Objective:
Find every line with the word "skaliert" and give their count, nothing else.

┄┄┄┄┄┄

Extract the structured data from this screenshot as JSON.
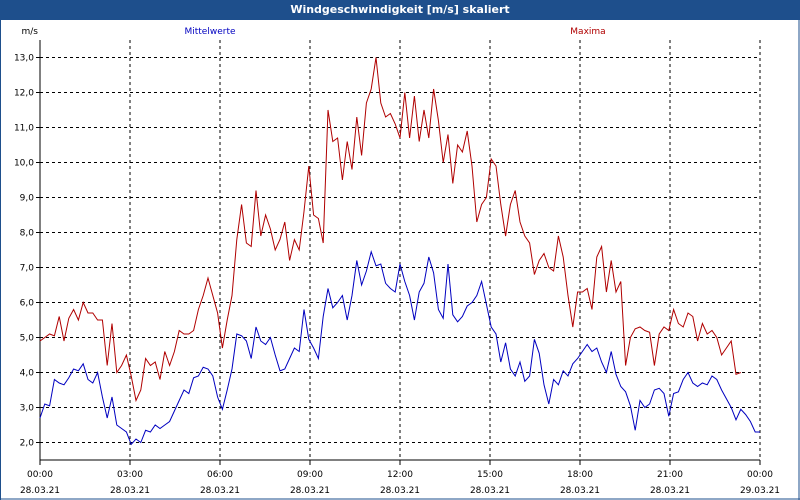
{
  "window": {
    "title": "Windgeschwindigkeit [m/s] skaliert"
  },
  "chart_data": {
    "type": "line",
    "title": "Windgeschwindigkeit [m/s] skaliert",
    "ylabel": "m/s",
    "xlabel": "",
    "ylim": [
      1.5,
      13.5
    ],
    "y_ticks": [
      "2,0",
      "3,0",
      "4,0",
      "5,0",
      "6,0",
      "7,0",
      "8,0",
      "9,0",
      "10,0",
      "11,0",
      "12,0",
      "13,0"
    ],
    "x_range": [
      "28.03.21 00:00",
      "29.03.21 00:00"
    ],
    "x_ticks": [
      {
        "time": "00:00",
        "date": "28.03.21"
      },
      {
        "time": "03:00",
        "date": "28.03.21"
      },
      {
        "time": "06:00",
        "date": "28.03.21"
      },
      {
        "time": "09:00",
        "date": "28.03.21"
      },
      {
        "time": "12:00",
        "date": "28.03.21"
      },
      {
        "time": "15:00",
        "date": "28.03.21"
      },
      {
        "time": "18:00",
        "date": "28.03.21"
      },
      {
        "time": "21:00",
        "date": "28.03.21"
      },
      {
        "time": "00:00",
        "date": "29.03.21"
      }
    ],
    "grid": true,
    "legend": "top",
    "series": [
      {
        "name": "Mittelwerte",
        "color": "#0000c0",
        "values": [
          [
            0.0,
            2.7
          ],
          [
            0.2,
            3.1
          ],
          [
            0.4,
            3.05
          ],
          [
            0.6,
            3.8
          ],
          [
            0.8,
            3.7
          ],
          [
            1.0,
            3.65
          ],
          [
            1.2,
            3.85
          ],
          [
            1.4,
            4.1
          ],
          [
            1.6,
            4.05
          ],
          [
            1.8,
            4.25
          ],
          [
            2.0,
            3.8
          ],
          [
            2.2,
            3.7
          ],
          [
            2.4,
            4.0
          ],
          [
            2.6,
            3.3
          ],
          [
            2.8,
            2.7
          ],
          [
            3.0,
            3.3
          ],
          [
            3.2,
            2.5
          ],
          [
            3.4,
            2.4
          ],
          [
            3.6,
            2.3
          ],
          [
            3.8,
            1.95
          ],
          [
            4.0,
            2.1
          ],
          [
            4.2,
            2.0
          ],
          [
            4.4,
            2.35
          ],
          [
            4.6,
            2.3
          ],
          [
            4.8,
            2.5
          ],
          [
            5.0,
            2.4
          ],
          [
            5.2,
            2.5
          ],
          [
            5.4,
            2.6
          ],
          [
            5.6,
            2.9
          ],
          [
            5.8,
            3.2
          ],
          [
            6.0,
            3.5
          ],
          [
            6.2,
            3.4
          ],
          [
            6.4,
            3.85
          ],
          [
            6.6,
            3.9
          ],
          [
            6.8,
            4.15
          ],
          [
            7.0,
            4.1
          ],
          [
            7.2,
            3.9
          ],
          [
            7.4,
            3.3
          ],
          [
            7.6,
            2.95
          ],
          [
            7.8,
            3.5
          ],
          [
            8.0,
            4.1
          ],
          [
            8.2,
            5.1
          ],
          [
            8.4,
            5.05
          ],
          [
            8.6,
            4.9
          ],
          [
            8.8,
            4.4
          ],
          [
            9.0,
            5.3
          ],
          [
            9.2,
            4.9
          ],
          [
            9.4,
            4.8
          ],
          [
            9.6,
            5.0
          ],
          [
            9.8,
            4.5
          ],
          [
            10.0,
            4.05
          ],
          [
            10.2,
            4.1
          ],
          [
            10.4,
            4.4
          ],
          [
            10.6,
            4.7
          ],
          [
            10.8,
            4.6
          ],
          [
            11.0,
            5.8
          ],
          [
            11.2,
            4.95
          ],
          [
            11.4,
            4.7
          ],
          [
            11.6,
            4.4
          ],
          [
            11.8,
            5.6
          ],
          [
            12.0,
            6.4
          ],
          [
            12.2,
            5.85
          ],
          [
            12.4,
            6.0
          ],
          [
            12.6,
            6.2
          ],
          [
            12.8,
            5.5
          ],
          [
            13.0,
            6.2
          ],
          [
            13.2,
            7.2
          ],
          [
            13.4,
            6.5
          ],
          [
            13.6,
            6.9
          ],
          [
            13.8,
            7.45
          ],
          [
            14.0,
            7.05
          ],
          [
            14.2,
            7.1
          ],
          [
            14.4,
            6.55
          ],
          [
            14.6,
            6.4
          ],
          [
            14.8,
            6.3
          ],
          [
            15.0,
            7.1
          ],
          [
            15.2,
            6.6
          ],
          [
            15.4,
            6.2
          ],
          [
            15.6,
            5.5
          ],
          [
            15.8,
            6.3
          ],
          [
            16.0,
            6.55
          ],
          [
            16.2,
            7.3
          ],
          [
            16.4,
            6.85
          ],
          [
            16.6,
            5.8
          ],
          [
            16.8,
            5.55
          ],
          [
            17.0,
            7.1
          ],
          [
            17.2,
            5.65
          ],
          [
            17.4,
            5.45
          ],
          [
            17.6,
            5.6
          ],
          [
            17.8,
            5.9
          ],
          [
            18.0,
            6.0
          ],
          [
            18.2,
            6.2
          ],
          [
            18.4,
            6.6
          ],
          [
            18.6,
            5.95
          ],
          [
            18.8,
            5.3
          ],
          [
            19.0,
            5.1
          ],
          [
            19.2,
            4.3
          ],
          [
            19.4,
            4.85
          ],
          [
            19.6,
            4.1
          ],
          [
            19.8,
            3.9
          ],
          [
            20.0,
            4.3
          ],
          [
            20.2,
            3.75
          ],
          [
            20.4,
            3.9
          ],
          [
            20.6,
            4.95
          ],
          [
            20.8,
            4.55
          ],
          [
            21.0,
            3.65
          ],
          [
            21.2,
            3.1
          ],
          [
            21.4,
            3.8
          ],
          [
            21.6,
            3.65
          ],
          [
            21.8,
            4.05
          ],
          [
            22.0,
            3.9
          ],
          [
            22.2,
            4.25
          ],
          [
            22.4,
            4.4
          ],
          [
            22.6,
            4.6
          ],
          [
            22.8,
            4.8
          ],
          [
            23.0,
            4.6
          ],
          [
            23.2,
            4.7
          ],
          [
            23.4,
            4.3
          ],
          [
            23.6,
            4.0
          ],
          [
            23.8,
            4.6
          ],
          [
            24.0,
            3.95
          ],
          [
            24.2,
            3.6
          ],
          [
            24.4,
            3.45
          ],
          [
            24.6,
            3.05
          ],
          [
            24.8,
            2.35
          ],
          [
            25.0,
            3.2
          ],
          [
            25.2,
            3.0
          ],
          [
            25.4,
            3.1
          ],
          [
            25.6,
            3.5
          ],
          [
            25.8,
            3.55
          ],
          [
            26.0,
            3.4
          ],
          [
            26.2,
            2.75
          ],
          [
            26.4,
            3.4
          ],
          [
            26.6,
            3.45
          ],
          [
            26.8,
            3.8
          ],
          [
            27.0,
            4.0
          ],
          [
            27.2,
            3.7
          ],
          [
            27.4,
            3.6
          ],
          [
            27.6,
            3.7
          ],
          [
            27.8,
            3.65
          ],
          [
            28.0,
            3.9
          ],
          [
            28.2,
            3.8
          ],
          [
            28.4,
            3.5
          ],
          [
            28.6,
            3.25
          ],
          [
            28.8,
            3.0
          ],
          [
            29.0,
            2.65
          ],
          [
            29.2,
            2.95
          ],
          [
            29.4,
            2.8
          ],
          [
            29.6,
            2.6
          ],
          [
            29.8,
            2.3
          ],
          [
            30.0,
            2.3
          ]
        ]
      },
      {
        "name": "Maxima",
        "color": "#b00000",
        "values": [
          [
            0.0,
            4.9
          ],
          [
            0.2,
            5.0
          ],
          [
            0.4,
            5.1
          ],
          [
            0.6,
            5.05
          ],
          [
            0.8,
            5.6
          ],
          [
            1.0,
            4.9
          ],
          [
            1.2,
            5.55
          ],
          [
            1.4,
            5.8
          ],
          [
            1.6,
            5.5
          ],
          [
            1.8,
            6.0
          ],
          [
            2.0,
            5.7
          ],
          [
            2.2,
            5.7
          ],
          [
            2.4,
            5.5
          ],
          [
            2.6,
            5.5
          ],
          [
            2.8,
            4.2
          ],
          [
            3.0,
            5.4
          ],
          [
            3.2,
            4.0
          ],
          [
            3.4,
            4.2
          ],
          [
            3.6,
            4.5
          ],
          [
            3.8,
            3.9
          ],
          [
            4.0,
            3.2
          ],
          [
            4.2,
            3.5
          ],
          [
            4.4,
            4.4
          ],
          [
            4.6,
            4.2
          ],
          [
            4.8,
            4.3
          ],
          [
            5.0,
            3.8
          ],
          [
            5.2,
            4.6
          ],
          [
            5.4,
            4.2
          ],
          [
            5.6,
            4.6
          ],
          [
            5.8,
            5.2
          ],
          [
            6.0,
            5.1
          ],
          [
            6.2,
            5.1
          ],
          [
            6.4,
            5.2
          ],
          [
            6.6,
            5.8
          ],
          [
            6.8,
            6.2
          ],
          [
            7.0,
            6.7
          ],
          [
            7.2,
            6.2
          ],
          [
            7.4,
            5.7
          ],
          [
            7.6,
            4.7
          ],
          [
            7.8,
            5.5
          ],
          [
            8.0,
            6.2
          ],
          [
            8.2,
            7.8
          ],
          [
            8.4,
            8.8
          ],
          [
            8.6,
            7.7
          ],
          [
            8.8,
            7.6
          ],
          [
            9.0,
            9.2
          ],
          [
            9.2,
            7.9
          ],
          [
            9.4,
            8.5
          ],
          [
            9.6,
            8.1
          ],
          [
            9.8,
            7.5
          ],
          [
            10.0,
            7.8
          ],
          [
            10.2,
            8.3
          ],
          [
            10.4,
            7.2
          ],
          [
            10.6,
            7.8
          ],
          [
            10.8,
            7.5
          ],
          [
            11.0,
            8.6
          ],
          [
            11.2,
            9.9
          ],
          [
            11.4,
            8.5
          ],
          [
            11.6,
            8.4
          ],
          [
            11.8,
            7.7
          ],
          [
            12.0,
            11.5
          ],
          [
            12.2,
            10.6
          ],
          [
            12.4,
            10.7
          ],
          [
            12.6,
            9.5
          ],
          [
            12.8,
            10.6
          ],
          [
            13.0,
            9.8
          ],
          [
            13.2,
            11.3
          ],
          [
            13.4,
            10.2
          ],
          [
            13.6,
            11.7
          ],
          [
            13.8,
            12.1
          ],
          [
            14.0,
            13.0
          ],
          [
            14.2,
            11.7
          ],
          [
            14.4,
            11.3
          ],
          [
            14.6,
            11.4
          ],
          [
            14.8,
            11.1
          ],
          [
            15.0,
            10.7
          ],
          [
            15.2,
            12.0
          ],
          [
            15.4,
            10.7
          ],
          [
            15.6,
            11.9
          ],
          [
            15.8,
            10.6
          ],
          [
            16.0,
            11.5
          ],
          [
            16.2,
            10.7
          ],
          [
            16.4,
            12.1
          ],
          [
            16.6,
            11.2
          ],
          [
            16.8,
            10.0
          ],
          [
            17.0,
            10.8
          ],
          [
            17.2,
            9.4
          ],
          [
            17.4,
            10.5
          ],
          [
            17.6,
            10.3
          ],
          [
            17.8,
            10.9
          ],
          [
            18.0,
            9.9
          ],
          [
            18.2,
            8.3
          ],
          [
            18.4,
            8.8
          ],
          [
            18.6,
            9.0
          ],
          [
            18.8,
            10.1
          ],
          [
            19.0,
            9.9
          ],
          [
            19.2,
            8.8
          ],
          [
            19.4,
            7.9
          ],
          [
            19.6,
            8.8
          ],
          [
            19.8,
            9.2
          ],
          [
            20.0,
            8.3
          ],
          [
            20.2,
            7.9
          ],
          [
            20.4,
            7.7
          ],
          [
            20.6,
            6.8
          ],
          [
            20.8,
            7.2
          ],
          [
            21.0,
            7.4
          ],
          [
            21.2,
            7.0
          ],
          [
            21.4,
            6.9
          ],
          [
            21.6,
            7.9
          ],
          [
            21.8,
            7.3
          ],
          [
            22.0,
            6.2
          ],
          [
            22.2,
            5.3
          ],
          [
            22.4,
            6.3
          ],
          [
            22.6,
            6.3
          ],
          [
            22.8,
            6.4
          ],
          [
            23.0,
            5.8
          ],
          [
            23.2,
            7.3
          ],
          [
            23.4,
            7.6
          ],
          [
            23.6,
            6.3
          ],
          [
            23.8,
            7.2
          ],
          [
            24.0,
            6.3
          ],
          [
            24.2,
            6.6
          ],
          [
            24.4,
            4.2
          ],
          [
            24.6,
            5.0
          ],
          [
            24.8,
            5.25
          ],
          [
            25.0,
            5.3
          ],
          [
            25.2,
            5.2
          ],
          [
            25.4,
            5.15
          ],
          [
            25.6,
            4.2
          ],
          [
            25.8,
            5.1
          ],
          [
            26.0,
            5.3
          ],
          [
            26.2,
            5.2
          ],
          [
            26.4,
            5.8
          ],
          [
            26.6,
            5.4
          ],
          [
            26.8,
            5.3
          ],
          [
            27.0,
            5.7
          ],
          [
            27.2,
            5.6
          ],
          [
            27.4,
            4.9
          ],
          [
            27.6,
            5.4
          ],
          [
            27.8,
            5.1
          ],
          [
            28.0,
            5.2
          ],
          [
            28.2,
            5.0
          ],
          [
            28.4,
            4.5
          ],
          [
            28.6,
            4.7
          ],
          [
            28.8,
            4.9
          ],
          [
            29.0,
            3.95
          ],
          [
            29.2,
            4.0
          ]
        ]
      }
    ]
  }
}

┄┄┄┄┄┄

The answer:
2